_Short task_
Using the data below, tally the lines that include the string "name". Only the number is wanted.

_Data for this task_
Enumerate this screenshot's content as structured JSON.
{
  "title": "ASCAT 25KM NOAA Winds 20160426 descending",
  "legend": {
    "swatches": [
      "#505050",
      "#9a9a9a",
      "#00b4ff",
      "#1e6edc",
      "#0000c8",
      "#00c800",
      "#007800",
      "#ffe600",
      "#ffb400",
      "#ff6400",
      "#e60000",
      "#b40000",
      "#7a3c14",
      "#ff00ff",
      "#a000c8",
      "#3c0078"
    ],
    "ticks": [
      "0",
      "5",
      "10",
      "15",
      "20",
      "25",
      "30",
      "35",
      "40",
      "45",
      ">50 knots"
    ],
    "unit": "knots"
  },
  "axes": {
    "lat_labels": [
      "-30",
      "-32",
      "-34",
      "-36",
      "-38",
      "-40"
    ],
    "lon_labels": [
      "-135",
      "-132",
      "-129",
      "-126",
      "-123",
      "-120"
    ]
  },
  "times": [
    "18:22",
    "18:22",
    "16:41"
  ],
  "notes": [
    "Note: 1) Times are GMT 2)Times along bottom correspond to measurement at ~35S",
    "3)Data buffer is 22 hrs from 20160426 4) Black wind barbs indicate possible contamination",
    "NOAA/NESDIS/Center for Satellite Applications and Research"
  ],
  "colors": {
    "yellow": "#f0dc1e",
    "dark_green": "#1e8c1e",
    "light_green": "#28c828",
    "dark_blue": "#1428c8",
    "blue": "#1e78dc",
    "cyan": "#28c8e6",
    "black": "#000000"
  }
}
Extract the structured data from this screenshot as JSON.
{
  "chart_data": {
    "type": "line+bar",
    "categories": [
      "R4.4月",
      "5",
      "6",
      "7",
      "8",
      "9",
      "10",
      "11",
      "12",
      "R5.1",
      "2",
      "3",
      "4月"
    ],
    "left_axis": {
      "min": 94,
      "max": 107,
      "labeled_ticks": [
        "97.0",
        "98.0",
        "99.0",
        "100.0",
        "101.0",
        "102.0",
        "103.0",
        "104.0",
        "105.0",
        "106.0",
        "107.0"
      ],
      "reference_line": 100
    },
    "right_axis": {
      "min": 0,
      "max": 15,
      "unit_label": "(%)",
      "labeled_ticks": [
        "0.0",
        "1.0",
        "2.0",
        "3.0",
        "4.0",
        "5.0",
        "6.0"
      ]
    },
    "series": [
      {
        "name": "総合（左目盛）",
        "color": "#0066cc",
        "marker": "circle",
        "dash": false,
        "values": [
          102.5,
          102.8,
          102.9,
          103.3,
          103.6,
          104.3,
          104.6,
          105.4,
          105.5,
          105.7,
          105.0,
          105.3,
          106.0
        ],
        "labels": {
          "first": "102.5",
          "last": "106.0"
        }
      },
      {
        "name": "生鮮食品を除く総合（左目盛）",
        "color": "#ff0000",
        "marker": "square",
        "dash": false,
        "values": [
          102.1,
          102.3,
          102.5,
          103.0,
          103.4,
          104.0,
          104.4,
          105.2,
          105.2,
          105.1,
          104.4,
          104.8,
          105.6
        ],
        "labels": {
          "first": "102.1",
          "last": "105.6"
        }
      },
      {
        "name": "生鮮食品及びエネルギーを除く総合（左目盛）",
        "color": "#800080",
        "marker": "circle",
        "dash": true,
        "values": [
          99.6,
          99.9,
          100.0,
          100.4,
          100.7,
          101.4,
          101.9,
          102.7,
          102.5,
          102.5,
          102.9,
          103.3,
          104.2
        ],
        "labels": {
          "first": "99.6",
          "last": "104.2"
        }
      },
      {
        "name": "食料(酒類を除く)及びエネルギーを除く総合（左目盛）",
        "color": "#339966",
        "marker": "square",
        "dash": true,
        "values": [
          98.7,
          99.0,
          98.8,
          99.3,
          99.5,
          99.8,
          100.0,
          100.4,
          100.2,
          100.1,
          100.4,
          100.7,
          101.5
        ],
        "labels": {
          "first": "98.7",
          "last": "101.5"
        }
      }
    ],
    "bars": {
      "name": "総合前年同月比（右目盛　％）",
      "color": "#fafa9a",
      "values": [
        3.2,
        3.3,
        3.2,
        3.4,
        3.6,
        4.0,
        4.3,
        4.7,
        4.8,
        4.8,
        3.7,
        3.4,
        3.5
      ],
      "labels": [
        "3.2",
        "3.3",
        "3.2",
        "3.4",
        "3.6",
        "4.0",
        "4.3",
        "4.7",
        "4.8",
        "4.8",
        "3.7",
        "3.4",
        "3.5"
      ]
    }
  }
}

_Exercise result_
5